Exercise input -
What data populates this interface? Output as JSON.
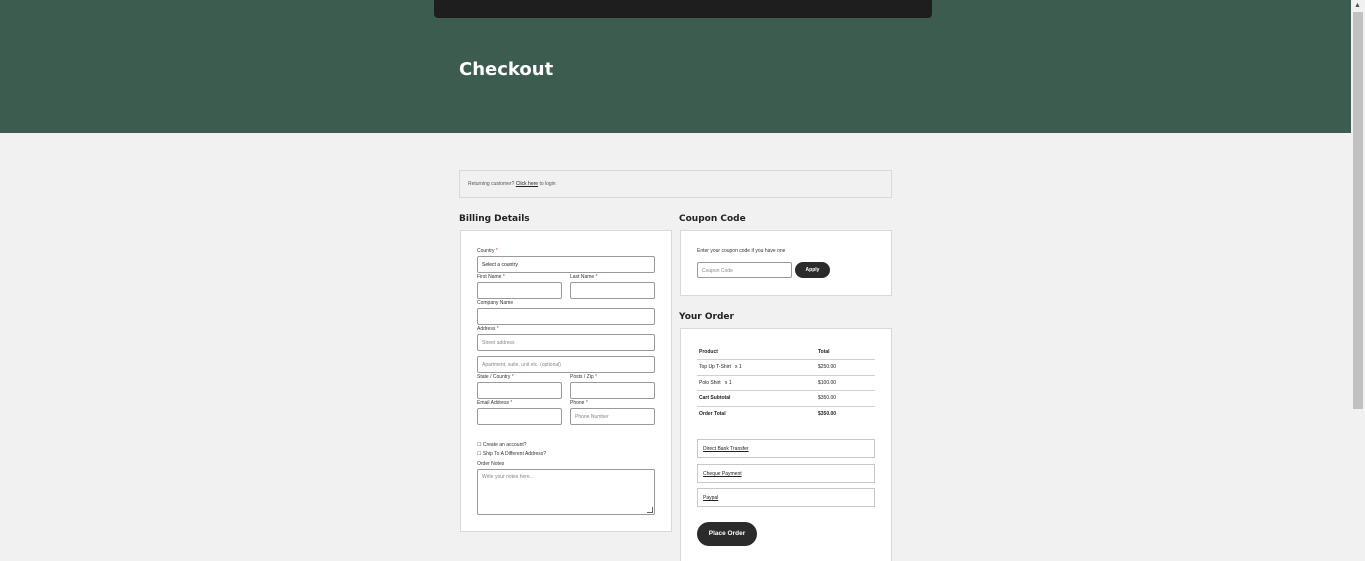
{
  "page": {
    "title": "Checkout"
  },
  "returning": {
    "prefix": "Returning customer?",
    "link": "Click here",
    "suffix": "to login"
  },
  "billing": {
    "title": "Billing Details",
    "country_label": "Country",
    "country_value": "Select a country",
    "first_name_label": "First Name",
    "last_name_label": "Last Name",
    "company_label": "Company Name",
    "address_label": "Address",
    "street_placeholder": "Street address",
    "apartment_placeholder": "Apartment, suite, unit etc. (optional)",
    "state_label": "State / Country",
    "postcode_label": "Posts / Zip",
    "email_label": "Email Address",
    "phone_label": "Phone",
    "phone_placeholder": "Phone Number",
    "create_account_label": "Create an account?",
    "ship_different_label": "Ship To A Different Address?",
    "order_notes_label": "Order Notes",
    "order_notes_placeholder": "Write your notes here...",
    "required_mark": "*",
    "checkbox_glyph": "☐"
  },
  "coupon": {
    "title": "Coupon Code",
    "hint": "Enter your coupon code if you have one",
    "placeholder": "Coupon Code",
    "apply_label": "Apply"
  },
  "order": {
    "title": "Your Order",
    "headers": {
      "product": "Product",
      "total": "Total"
    },
    "rows": [
      {
        "product": "Top Up T-Shirt",
        "qty": "x  1",
        "total": "$250.00"
      },
      {
        "product": "Polo Shirt",
        "qty": "x  1",
        "total": "$100.00"
      }
    ],
    "subtotal": {
      "label": "Cart Subtotal",
      "value": "$350.00"
    },
    "grand_total": {
      "label": "Order Total",
      "value": "$350.00"
    },
    "payments": [
      "Direct Bank Transfer",
      "Cheque Payment",
      "Paypal"
    ],
    "place_order_label": "Place Order"
  }
}
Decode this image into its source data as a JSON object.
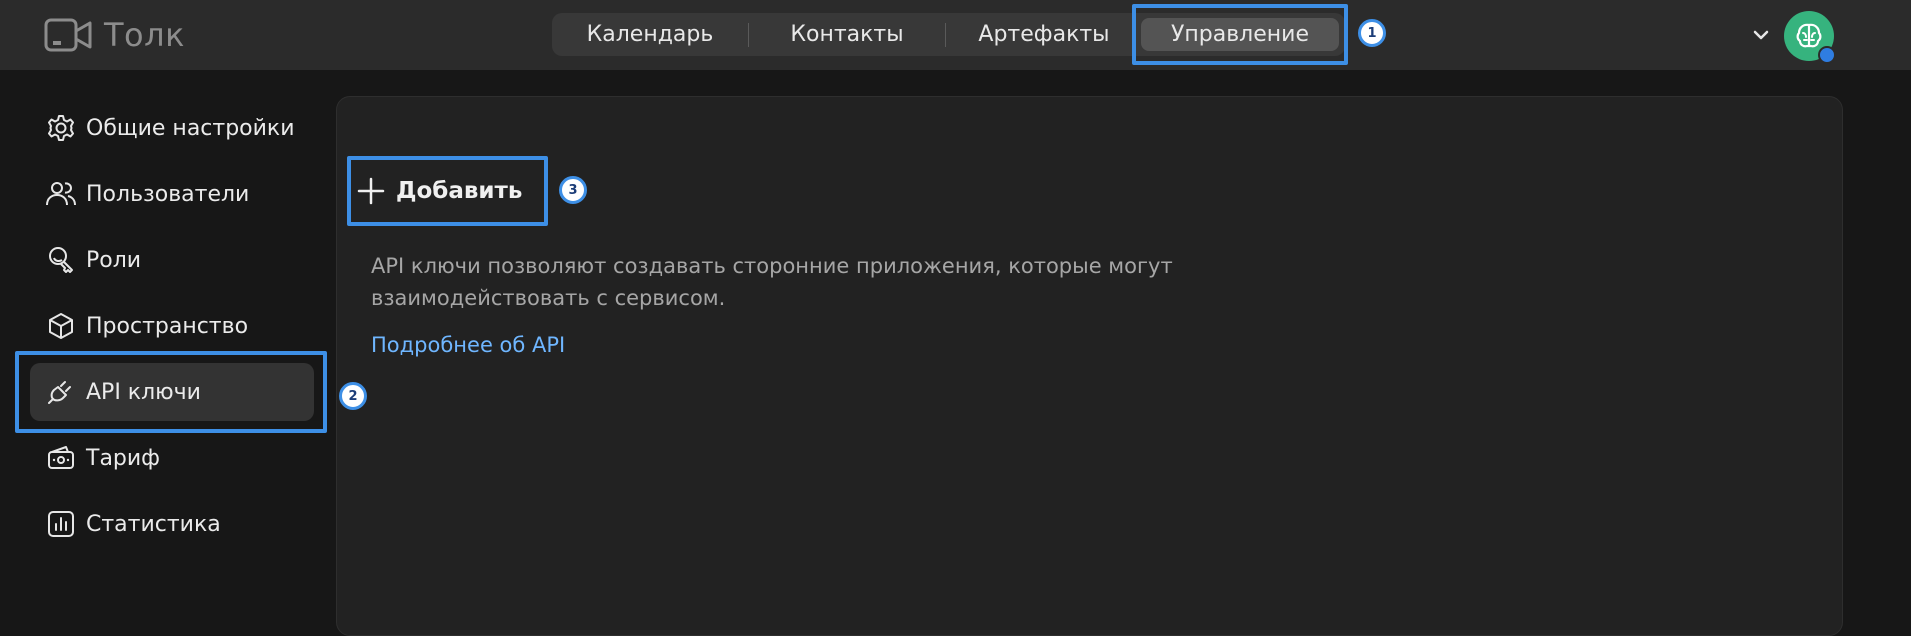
{
  "app": {
    "name": "Толк"
  },
  "tabs": [
    {
      "label": "Календарь"
    },
    {
      "label": "Контакты"
    },
    {
      "label": "Артефакты"
    },
    {
      "label": "Управление",
      "active": true
    }
  ],
  "sidebar": {
    "items": [
      {
        "label": "Общие настройки",
        "icon": "gear-icon"
      },
      {
        "label": "Пользователи",
        "icon": "users-icon"
      },
      {
        "label": "Роли",
        "icon": "roles-icon"
      },
      {
        "label": "Пространство",
        "icon": "cube-icon"
      },
      {
        "label": "API ключи",
        "icon": "plug-icon",
        "active": true
      },
      {
        "label": "Тариф",
        "icon": "wallet-icon"
      },
      {
        "label": "Статистика",
        "icon": "chart-icon"
      }
    ]
  },
  "main": {
    "add_label": "Добавить",
    "description_line1": "API ключи позволяют создавать сторонние приложения, которые могут",
    "description_line2": "взаимодействовать с сервисом.",
    "link_label": "Подробнее об API"
  },
  "annotations": {
    "badge1": "1",
    "badge2": "2",
    "badge3": "3"
  },
  "colors": {
    "highlight": "#3d8fe6",
    "link": "#6fb6ff",
    "avatar": "#36b37e"
  }
}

Job - Output each line exactly; omit every picture.

Answer to this exercise -
What data populates this interface? Output as JSON.
{
  "page": {
    "title": "Checkout"
  },
  "returning": {
    "prefix": "Returning customer?",
    "link": "Click here",
    "suffix": "to login"
  },
  "billing": {
    "title": "Billing Details",
    "country_label": "Country",
    "country_value": "Select a country",
    "first_name_label": "First Name",
    "last_name_label": "Last Name",
    "company_label": "Company Name",
    "address_label": "Address",
    "street_placeholder": "Street address",
    "apartment_placeholder": "Apartment, suite, unit etc. (optional)",
    "state_label": "State / Country",
    "postcode_label": "Posts / Zip",
    "email_label": "Email Address",
    "phone_label": "Phone",
    "phone_placeholder": "Phone Number",
    "create_account_label": "Create an account?",
    "ship_different_label": "Ship To A Different Address?",
    "order_notes_label": "Order Notes",
    "order_notes_placeholder": "Write your notes here...",
    "required_mark": "*",
    "checkbox_glyph": "☐"
  },
  "coupon": {
    "title": "Coupon Code",
    "hint": "Enter your coupon code if you have one",
    "placeholder": "Coupon Code",
    "apply_label": "Apply"
  },
  "order": {
    "title": "Your Order",
    "headers": {
      "product": "Product",
      "total": "Total"
    },
    "rows": [
      {
        "product": "Top Up T-Shirt",
        "qty": "x  1",
        "total": "$250.00"
      },
      {
        "product": "Polo Shirt",
        "qty": "x  1",
        "total": "$100.00"
      }
    ],
    "subtotal": {
      "label": "Cart Subtotal",
      "value": "$350.00"
    },
    "grand_total": {
      "label": "Order Total",
      "value": "$350.00"
    },
    "payments": [
      "Direct Bank Transfer",
      "Cheque Payment",
      "Paypal"
    ],
    "place_order_label": "Place Order"
  }
}
Decode this image into its source data as a JSON object.
{
  "app": {
    "name": "Толк"
  },
  "tabs": [
    {
      "label": "Календарь"
    },
    {
      "label": "Контакты"
    },
    {
      "label": "Артефакты"
    },
    {
      "label": "Управление",
      "active": true
    }
  ],
  "sidebar": {
    "items": [
      {
        "label": "Общие настройки",
        "icon": "gear-icon"
      },
      {
        "label": "Пользователи",
        "icon": "users-icon"
      },
      {
        "label": "Роли",
        "icon": "roles-icon"
      },
      {
        "label": "Пространство",
        "icon": "cube-icon"
      },
      {
        "label": "API ключи",
        "icon": "plug-icon",
        "active": true
      },
      {
        "label": "Тариф",
        "icon": "wallet-icon"
      },
      {
        "label": "Статистика",
        "icon": "chart-icon"
      }
    ]
  },
  "main": {
    "add_label": "Добавить",
    "description_line1": "API ключи позволяют создавать сторонние приложения, которые могут",
    "description_line2": "взаимодействовать с сервисом.",
    "link_label": "Подробнее об API"
  },
  "annotations": {
    "badge1": "1",
    "badge2": "2",
    "badge3": "3"
  },
  "colors": {
    "highlight": "#3d8fe6",
    "link": "#6fb6ff",
    "avatar": "#36b37e"
  }
}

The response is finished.